* begin *

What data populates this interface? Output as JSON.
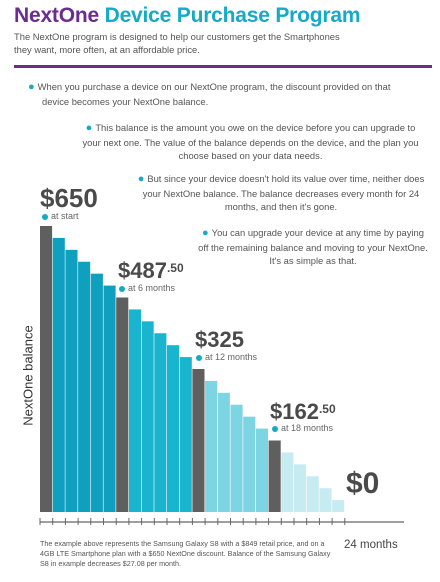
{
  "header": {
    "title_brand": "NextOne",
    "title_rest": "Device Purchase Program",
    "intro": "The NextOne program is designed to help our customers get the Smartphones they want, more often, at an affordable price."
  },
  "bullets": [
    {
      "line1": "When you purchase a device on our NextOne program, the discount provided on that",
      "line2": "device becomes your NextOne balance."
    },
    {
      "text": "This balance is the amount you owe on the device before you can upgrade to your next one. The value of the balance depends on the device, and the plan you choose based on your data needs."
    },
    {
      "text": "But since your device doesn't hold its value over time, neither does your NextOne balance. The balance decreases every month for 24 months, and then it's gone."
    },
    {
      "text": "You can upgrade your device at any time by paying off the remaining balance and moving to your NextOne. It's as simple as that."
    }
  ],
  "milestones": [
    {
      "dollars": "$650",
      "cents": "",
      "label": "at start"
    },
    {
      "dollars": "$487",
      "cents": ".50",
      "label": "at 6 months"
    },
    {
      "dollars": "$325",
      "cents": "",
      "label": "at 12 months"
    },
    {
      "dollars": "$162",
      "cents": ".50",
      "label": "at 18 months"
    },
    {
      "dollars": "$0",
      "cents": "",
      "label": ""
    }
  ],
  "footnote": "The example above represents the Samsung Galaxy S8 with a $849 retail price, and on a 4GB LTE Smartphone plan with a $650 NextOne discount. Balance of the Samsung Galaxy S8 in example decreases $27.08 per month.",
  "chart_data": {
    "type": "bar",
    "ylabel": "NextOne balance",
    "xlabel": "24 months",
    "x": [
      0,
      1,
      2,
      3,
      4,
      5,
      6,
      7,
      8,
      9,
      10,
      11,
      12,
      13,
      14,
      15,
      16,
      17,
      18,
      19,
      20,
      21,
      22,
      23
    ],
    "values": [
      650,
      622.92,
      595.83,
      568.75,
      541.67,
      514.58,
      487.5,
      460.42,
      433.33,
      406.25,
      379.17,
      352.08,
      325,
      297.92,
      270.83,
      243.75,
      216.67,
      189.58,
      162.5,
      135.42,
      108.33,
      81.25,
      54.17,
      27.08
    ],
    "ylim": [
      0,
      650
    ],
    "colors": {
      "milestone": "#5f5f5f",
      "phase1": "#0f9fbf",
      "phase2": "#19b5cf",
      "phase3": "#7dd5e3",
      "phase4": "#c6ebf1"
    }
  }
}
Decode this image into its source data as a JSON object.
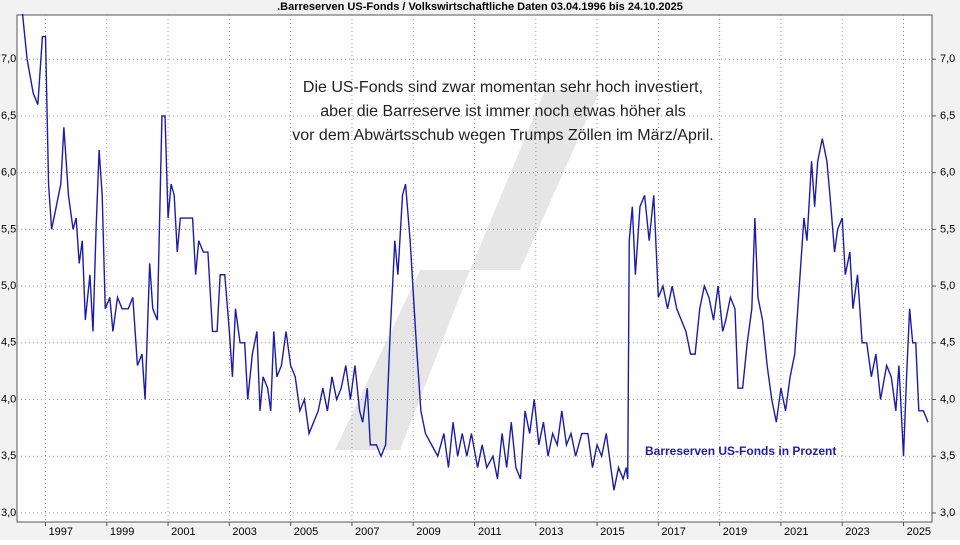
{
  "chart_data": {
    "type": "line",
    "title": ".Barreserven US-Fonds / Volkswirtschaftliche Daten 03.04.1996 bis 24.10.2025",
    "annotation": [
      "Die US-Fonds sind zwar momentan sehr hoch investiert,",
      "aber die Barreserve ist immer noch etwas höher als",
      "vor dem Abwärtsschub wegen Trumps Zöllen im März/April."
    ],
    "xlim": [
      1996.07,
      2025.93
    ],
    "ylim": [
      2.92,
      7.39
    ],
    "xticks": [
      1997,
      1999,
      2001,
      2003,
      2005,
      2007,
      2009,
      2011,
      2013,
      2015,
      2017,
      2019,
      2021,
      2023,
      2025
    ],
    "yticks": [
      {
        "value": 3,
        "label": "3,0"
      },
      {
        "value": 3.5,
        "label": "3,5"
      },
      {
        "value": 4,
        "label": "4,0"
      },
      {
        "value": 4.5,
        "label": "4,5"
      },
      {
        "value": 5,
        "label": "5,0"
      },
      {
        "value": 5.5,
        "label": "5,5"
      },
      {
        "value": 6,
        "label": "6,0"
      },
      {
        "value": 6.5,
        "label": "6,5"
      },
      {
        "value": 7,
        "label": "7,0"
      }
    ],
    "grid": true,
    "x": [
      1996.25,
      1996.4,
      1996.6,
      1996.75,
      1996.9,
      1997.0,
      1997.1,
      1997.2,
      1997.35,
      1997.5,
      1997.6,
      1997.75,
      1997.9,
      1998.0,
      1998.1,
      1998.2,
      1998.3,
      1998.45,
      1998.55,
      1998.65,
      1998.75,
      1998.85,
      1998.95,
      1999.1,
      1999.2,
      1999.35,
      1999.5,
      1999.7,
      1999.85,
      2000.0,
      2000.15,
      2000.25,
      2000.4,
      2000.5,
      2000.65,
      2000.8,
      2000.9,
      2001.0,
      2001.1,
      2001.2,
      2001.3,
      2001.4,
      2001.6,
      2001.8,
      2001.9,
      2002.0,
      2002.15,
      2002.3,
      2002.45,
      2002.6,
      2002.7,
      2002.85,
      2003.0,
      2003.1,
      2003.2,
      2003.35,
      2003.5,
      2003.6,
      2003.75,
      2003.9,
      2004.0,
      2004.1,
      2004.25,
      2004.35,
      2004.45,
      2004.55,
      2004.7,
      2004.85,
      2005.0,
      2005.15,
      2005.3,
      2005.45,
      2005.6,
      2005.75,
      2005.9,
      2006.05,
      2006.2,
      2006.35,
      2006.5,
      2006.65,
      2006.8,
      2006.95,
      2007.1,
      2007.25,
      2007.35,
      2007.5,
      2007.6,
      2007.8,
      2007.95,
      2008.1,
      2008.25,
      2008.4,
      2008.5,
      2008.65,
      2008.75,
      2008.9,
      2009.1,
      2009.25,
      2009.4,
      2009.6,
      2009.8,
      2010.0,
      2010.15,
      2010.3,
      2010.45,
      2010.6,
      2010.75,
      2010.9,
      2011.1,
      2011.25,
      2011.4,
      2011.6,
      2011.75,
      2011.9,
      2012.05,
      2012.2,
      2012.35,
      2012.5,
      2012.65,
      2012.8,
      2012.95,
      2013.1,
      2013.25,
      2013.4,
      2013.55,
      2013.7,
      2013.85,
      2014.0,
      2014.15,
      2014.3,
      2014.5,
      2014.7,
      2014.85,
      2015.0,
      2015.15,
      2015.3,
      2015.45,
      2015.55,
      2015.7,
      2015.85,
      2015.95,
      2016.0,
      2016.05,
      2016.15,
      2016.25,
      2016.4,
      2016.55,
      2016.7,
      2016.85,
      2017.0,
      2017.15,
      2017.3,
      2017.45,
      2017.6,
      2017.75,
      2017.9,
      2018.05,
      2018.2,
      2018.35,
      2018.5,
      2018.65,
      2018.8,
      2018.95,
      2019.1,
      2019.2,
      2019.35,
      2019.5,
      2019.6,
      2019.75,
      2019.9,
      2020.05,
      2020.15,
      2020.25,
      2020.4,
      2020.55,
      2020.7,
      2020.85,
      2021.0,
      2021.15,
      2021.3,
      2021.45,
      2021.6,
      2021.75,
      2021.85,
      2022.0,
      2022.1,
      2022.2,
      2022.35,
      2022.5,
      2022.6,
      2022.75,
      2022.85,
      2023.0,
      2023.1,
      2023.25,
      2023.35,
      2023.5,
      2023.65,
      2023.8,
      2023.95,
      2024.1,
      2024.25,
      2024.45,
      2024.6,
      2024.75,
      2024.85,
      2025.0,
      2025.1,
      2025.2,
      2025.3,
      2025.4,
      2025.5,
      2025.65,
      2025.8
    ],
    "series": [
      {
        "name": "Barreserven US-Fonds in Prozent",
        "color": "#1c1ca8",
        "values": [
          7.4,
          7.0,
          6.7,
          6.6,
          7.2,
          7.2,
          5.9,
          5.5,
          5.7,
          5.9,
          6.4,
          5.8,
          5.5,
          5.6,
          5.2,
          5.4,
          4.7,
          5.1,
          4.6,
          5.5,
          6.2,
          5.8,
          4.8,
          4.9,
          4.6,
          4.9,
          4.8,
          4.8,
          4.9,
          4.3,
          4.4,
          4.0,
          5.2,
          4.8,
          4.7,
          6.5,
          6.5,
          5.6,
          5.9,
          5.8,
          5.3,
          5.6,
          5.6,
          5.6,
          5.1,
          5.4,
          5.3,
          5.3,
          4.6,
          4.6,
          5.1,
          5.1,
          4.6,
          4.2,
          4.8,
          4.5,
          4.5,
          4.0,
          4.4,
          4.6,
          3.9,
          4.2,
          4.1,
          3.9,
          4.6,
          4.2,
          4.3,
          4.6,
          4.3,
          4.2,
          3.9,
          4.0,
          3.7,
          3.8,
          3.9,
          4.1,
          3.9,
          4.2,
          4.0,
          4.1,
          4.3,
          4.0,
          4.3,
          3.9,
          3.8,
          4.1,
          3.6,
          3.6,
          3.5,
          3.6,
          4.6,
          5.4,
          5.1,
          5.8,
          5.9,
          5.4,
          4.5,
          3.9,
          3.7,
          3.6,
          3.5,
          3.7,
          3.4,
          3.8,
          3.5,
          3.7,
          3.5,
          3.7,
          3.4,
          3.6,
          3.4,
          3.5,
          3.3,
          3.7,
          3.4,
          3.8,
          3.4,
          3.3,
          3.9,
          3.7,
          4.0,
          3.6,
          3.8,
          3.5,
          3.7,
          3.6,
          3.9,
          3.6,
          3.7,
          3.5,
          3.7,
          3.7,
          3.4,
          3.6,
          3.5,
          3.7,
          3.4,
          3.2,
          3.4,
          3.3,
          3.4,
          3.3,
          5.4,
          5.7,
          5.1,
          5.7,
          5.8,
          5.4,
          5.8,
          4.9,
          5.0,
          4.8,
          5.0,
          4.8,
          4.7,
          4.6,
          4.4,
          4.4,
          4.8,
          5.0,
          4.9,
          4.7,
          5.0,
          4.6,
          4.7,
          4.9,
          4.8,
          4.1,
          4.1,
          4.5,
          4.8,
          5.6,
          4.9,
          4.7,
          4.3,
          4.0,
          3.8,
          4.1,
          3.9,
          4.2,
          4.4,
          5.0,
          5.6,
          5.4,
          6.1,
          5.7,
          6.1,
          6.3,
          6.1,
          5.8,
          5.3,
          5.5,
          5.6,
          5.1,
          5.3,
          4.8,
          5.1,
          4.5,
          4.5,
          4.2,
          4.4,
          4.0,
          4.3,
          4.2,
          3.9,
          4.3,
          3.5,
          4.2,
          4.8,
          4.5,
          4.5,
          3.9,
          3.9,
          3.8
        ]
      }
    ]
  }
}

* end *
* begin *

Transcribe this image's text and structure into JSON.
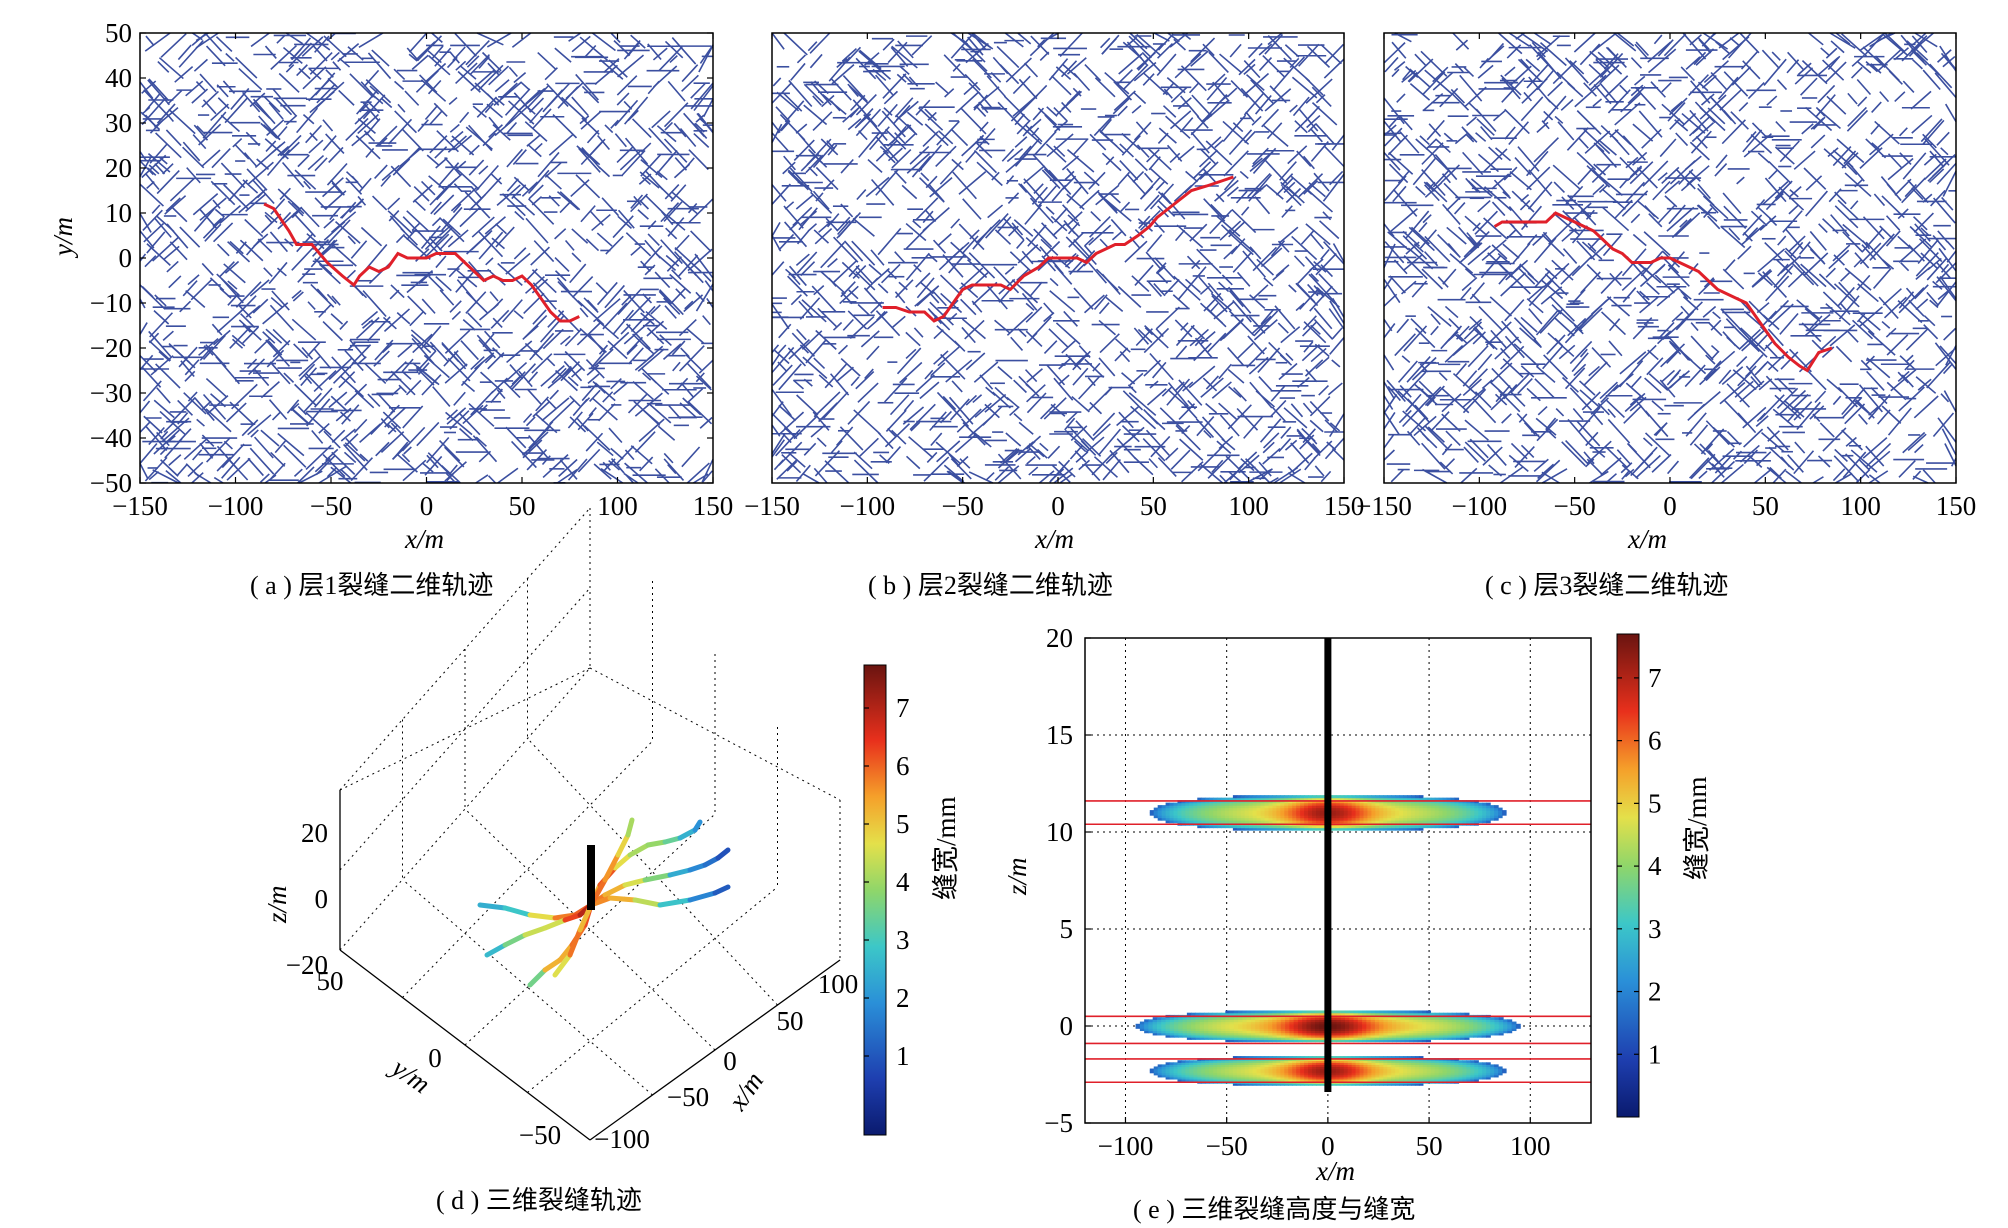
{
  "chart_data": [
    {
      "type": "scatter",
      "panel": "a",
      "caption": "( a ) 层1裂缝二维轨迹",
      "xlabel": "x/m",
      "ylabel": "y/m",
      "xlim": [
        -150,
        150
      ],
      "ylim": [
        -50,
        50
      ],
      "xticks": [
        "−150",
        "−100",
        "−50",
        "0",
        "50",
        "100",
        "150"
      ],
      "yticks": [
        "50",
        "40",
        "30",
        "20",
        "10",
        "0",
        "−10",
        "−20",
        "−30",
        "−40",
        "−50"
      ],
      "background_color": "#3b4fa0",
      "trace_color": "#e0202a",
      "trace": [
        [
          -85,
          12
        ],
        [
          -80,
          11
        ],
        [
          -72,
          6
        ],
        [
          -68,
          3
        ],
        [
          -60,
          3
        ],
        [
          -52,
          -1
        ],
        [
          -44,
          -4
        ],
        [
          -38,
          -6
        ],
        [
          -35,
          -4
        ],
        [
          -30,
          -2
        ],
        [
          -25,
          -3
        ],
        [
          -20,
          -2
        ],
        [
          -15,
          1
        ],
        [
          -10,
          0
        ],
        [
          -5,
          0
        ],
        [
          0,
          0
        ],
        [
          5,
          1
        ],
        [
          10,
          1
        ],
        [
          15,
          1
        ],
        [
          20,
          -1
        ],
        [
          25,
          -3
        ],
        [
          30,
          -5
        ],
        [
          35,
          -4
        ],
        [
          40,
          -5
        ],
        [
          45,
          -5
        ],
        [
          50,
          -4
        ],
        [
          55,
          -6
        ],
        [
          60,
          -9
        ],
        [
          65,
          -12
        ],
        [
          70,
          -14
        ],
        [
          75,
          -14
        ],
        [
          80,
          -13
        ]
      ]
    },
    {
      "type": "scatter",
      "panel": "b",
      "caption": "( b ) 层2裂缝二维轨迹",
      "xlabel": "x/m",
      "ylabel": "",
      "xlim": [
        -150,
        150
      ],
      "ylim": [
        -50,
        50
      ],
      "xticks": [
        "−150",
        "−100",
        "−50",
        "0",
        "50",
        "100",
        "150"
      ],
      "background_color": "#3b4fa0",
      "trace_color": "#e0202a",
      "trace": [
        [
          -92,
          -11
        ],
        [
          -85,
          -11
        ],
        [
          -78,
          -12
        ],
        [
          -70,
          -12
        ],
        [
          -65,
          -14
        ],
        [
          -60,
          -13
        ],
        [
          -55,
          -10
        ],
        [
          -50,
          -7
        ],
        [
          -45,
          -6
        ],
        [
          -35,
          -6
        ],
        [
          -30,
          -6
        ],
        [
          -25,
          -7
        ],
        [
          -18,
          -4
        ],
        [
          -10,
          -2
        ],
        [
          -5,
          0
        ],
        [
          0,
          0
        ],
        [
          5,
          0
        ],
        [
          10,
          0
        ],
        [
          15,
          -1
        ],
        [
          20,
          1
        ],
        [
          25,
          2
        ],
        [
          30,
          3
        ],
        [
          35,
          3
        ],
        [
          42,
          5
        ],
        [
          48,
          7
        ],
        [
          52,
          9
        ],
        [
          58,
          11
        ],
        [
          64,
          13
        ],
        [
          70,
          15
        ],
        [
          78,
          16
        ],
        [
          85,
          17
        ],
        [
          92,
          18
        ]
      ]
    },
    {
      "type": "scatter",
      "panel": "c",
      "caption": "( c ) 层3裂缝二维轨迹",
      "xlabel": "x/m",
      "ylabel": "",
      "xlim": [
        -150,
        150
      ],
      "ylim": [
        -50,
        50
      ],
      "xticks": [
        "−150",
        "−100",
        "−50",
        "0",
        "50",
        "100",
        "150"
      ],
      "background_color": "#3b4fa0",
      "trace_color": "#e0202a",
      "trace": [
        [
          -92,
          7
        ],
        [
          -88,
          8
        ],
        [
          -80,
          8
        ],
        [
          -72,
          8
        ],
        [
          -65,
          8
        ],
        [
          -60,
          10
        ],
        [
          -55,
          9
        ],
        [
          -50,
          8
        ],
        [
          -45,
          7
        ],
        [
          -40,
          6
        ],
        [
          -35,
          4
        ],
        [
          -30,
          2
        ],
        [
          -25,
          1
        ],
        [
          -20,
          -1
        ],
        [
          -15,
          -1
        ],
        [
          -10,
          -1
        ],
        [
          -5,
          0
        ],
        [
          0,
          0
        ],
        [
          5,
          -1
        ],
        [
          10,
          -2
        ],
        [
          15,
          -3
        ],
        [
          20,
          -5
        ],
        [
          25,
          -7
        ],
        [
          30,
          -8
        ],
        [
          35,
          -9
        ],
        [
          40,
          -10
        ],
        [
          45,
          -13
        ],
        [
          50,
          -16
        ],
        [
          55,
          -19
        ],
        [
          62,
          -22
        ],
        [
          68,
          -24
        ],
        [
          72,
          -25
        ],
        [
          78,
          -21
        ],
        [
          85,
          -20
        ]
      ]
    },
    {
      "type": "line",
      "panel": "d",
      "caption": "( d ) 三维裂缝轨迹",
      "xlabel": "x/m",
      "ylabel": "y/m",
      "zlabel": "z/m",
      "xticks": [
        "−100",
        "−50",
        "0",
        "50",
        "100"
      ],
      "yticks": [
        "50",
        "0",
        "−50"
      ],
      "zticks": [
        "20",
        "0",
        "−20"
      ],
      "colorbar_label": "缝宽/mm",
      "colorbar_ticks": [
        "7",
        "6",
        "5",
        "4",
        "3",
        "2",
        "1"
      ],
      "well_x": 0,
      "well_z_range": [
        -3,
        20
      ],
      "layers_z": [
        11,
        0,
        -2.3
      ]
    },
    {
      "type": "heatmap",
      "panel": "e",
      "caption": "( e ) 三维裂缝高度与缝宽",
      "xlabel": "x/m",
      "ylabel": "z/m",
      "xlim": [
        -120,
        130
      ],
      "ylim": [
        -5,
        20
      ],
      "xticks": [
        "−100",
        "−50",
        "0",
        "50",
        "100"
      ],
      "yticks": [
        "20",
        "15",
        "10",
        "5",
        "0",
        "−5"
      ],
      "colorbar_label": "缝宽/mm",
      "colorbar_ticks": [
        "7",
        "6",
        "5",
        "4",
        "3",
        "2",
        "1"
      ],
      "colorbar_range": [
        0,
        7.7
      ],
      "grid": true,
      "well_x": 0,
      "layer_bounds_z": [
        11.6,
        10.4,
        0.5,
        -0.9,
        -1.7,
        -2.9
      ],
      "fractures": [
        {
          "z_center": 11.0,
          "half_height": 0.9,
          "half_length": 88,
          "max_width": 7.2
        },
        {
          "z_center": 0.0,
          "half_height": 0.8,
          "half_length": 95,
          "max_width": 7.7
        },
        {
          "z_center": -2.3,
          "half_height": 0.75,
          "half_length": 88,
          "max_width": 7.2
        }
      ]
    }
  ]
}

* end *

▶ [What the task requires]:
Scan the entries above. Copy each line that has the string "caption".

▶ [Answer for this exercise]:
      "caption": "( a ) 层1裂缝二维轨迹",
      "caption": "( b ) 层2裂缝二维轨迹",
      "caption": "( c ) 层3裂缝二维轨迹",
      "caption": "( d ) 三维裂缝轨迹",
      "caption": "( e ) 三维裂缝高度与缝宽",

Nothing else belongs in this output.